Duplicate, character for character, the lines of the records starting at the first line and ending at the line that contains "divider <box>0 908 780 909</box>", with both of those lines included.

BEGIN Supplied entries

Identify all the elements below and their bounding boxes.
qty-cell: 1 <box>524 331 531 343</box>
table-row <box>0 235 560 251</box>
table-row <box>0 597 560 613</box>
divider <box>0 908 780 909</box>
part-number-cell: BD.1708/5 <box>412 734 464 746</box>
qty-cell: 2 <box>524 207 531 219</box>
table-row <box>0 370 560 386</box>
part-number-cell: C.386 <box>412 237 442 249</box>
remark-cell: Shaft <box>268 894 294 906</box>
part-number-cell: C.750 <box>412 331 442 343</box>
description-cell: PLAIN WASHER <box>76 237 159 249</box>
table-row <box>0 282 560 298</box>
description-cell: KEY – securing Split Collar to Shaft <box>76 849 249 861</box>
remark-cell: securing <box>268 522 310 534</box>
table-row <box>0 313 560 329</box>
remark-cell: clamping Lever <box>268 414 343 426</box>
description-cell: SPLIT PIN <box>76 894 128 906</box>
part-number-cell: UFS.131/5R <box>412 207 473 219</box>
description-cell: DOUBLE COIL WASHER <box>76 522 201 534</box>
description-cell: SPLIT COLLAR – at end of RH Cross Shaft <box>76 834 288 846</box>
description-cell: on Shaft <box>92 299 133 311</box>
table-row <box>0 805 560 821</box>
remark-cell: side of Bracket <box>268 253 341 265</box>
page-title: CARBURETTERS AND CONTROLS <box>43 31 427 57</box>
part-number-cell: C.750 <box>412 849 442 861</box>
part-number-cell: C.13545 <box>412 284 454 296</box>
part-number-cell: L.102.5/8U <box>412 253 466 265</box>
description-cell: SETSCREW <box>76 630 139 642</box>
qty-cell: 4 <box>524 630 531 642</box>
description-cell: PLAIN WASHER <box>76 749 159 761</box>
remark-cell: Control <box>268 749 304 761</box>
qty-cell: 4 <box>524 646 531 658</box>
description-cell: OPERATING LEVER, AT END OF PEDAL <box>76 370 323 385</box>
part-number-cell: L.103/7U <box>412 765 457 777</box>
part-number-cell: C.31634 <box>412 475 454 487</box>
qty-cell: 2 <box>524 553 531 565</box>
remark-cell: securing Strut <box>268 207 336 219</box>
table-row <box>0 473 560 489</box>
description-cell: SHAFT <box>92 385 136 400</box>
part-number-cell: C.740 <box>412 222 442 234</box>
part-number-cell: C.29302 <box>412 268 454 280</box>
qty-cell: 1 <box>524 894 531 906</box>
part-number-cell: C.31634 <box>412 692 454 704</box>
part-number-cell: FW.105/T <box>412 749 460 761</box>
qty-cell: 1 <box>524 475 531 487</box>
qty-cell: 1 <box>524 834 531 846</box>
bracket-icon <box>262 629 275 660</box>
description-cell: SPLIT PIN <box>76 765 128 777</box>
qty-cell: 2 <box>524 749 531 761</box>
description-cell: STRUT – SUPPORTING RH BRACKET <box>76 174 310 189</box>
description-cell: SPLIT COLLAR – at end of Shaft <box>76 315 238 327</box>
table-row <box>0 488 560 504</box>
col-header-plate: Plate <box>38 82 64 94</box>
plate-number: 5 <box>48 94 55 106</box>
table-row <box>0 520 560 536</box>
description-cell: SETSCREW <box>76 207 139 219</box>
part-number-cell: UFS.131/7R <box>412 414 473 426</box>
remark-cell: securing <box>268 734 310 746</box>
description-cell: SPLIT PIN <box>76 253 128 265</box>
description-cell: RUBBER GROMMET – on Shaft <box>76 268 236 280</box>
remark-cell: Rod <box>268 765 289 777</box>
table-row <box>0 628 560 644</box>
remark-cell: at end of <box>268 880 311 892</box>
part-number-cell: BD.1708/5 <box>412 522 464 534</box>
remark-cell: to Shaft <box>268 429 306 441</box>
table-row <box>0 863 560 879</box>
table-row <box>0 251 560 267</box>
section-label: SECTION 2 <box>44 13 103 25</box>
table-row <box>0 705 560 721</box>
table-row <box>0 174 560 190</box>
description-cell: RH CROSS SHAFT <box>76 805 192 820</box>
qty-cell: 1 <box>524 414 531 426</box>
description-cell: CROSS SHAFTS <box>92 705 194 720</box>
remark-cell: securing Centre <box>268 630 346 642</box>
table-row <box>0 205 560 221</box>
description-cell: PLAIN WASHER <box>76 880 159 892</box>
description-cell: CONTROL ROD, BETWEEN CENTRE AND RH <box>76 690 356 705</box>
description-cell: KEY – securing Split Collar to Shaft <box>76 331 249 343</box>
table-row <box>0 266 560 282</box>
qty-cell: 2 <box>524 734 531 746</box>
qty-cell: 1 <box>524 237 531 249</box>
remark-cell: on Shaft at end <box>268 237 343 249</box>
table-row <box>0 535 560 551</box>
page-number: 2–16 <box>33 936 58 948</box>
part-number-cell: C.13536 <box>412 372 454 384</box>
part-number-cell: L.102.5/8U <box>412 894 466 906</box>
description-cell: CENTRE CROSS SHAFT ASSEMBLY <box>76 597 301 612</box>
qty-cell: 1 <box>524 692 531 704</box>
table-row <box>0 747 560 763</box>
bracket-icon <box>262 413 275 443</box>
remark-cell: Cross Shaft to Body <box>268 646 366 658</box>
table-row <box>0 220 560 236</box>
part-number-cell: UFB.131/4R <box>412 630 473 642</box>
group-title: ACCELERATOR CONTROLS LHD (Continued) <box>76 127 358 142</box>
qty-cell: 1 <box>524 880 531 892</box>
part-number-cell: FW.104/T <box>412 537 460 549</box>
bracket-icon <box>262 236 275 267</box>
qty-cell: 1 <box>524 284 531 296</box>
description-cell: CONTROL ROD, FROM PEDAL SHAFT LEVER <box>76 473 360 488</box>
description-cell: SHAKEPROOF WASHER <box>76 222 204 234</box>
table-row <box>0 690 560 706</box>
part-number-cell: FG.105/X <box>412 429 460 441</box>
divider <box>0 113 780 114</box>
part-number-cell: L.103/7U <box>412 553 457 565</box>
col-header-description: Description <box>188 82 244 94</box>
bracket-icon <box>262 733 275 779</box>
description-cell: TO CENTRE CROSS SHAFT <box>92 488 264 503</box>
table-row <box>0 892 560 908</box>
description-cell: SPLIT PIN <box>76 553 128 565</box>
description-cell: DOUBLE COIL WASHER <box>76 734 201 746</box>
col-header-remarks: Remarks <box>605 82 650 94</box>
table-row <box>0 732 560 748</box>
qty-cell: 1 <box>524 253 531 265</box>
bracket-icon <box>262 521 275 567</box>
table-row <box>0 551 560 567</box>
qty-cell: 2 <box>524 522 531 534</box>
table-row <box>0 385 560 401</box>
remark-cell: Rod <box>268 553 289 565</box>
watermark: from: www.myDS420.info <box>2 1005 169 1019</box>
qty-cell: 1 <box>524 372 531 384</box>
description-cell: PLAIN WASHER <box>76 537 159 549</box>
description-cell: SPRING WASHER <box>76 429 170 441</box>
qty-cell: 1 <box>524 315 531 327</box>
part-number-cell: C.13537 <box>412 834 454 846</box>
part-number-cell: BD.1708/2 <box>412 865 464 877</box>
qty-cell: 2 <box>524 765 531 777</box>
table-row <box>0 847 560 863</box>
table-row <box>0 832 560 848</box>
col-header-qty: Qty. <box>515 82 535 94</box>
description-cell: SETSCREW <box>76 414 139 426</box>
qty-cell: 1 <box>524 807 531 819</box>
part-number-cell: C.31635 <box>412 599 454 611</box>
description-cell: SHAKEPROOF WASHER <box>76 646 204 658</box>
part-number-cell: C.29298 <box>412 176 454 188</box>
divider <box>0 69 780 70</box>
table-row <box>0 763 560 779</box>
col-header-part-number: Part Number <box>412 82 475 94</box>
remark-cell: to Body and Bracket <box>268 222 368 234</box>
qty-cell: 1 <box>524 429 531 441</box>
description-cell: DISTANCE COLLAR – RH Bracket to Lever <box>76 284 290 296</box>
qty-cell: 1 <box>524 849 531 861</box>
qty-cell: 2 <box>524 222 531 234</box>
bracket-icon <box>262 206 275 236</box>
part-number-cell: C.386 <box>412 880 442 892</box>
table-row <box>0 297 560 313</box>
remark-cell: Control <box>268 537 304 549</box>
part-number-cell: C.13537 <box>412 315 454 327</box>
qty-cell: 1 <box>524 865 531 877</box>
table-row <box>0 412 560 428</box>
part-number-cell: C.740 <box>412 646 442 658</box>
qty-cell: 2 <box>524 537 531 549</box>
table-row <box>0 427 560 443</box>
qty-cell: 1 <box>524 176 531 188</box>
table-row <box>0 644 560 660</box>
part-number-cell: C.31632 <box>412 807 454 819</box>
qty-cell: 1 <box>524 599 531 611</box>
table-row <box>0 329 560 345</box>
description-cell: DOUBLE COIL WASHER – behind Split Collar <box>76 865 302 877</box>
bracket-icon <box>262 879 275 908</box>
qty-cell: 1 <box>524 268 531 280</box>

END Supplied entries

## Solved exercise
Identify all the elements below and their bounding boxes.
qty-cell: 1 <box>524 331 531 343</box>
table-row <box>0 235 560 251</box>
table-row <box>0 597 560 613</box>
divider <box>0 908 780 909</box>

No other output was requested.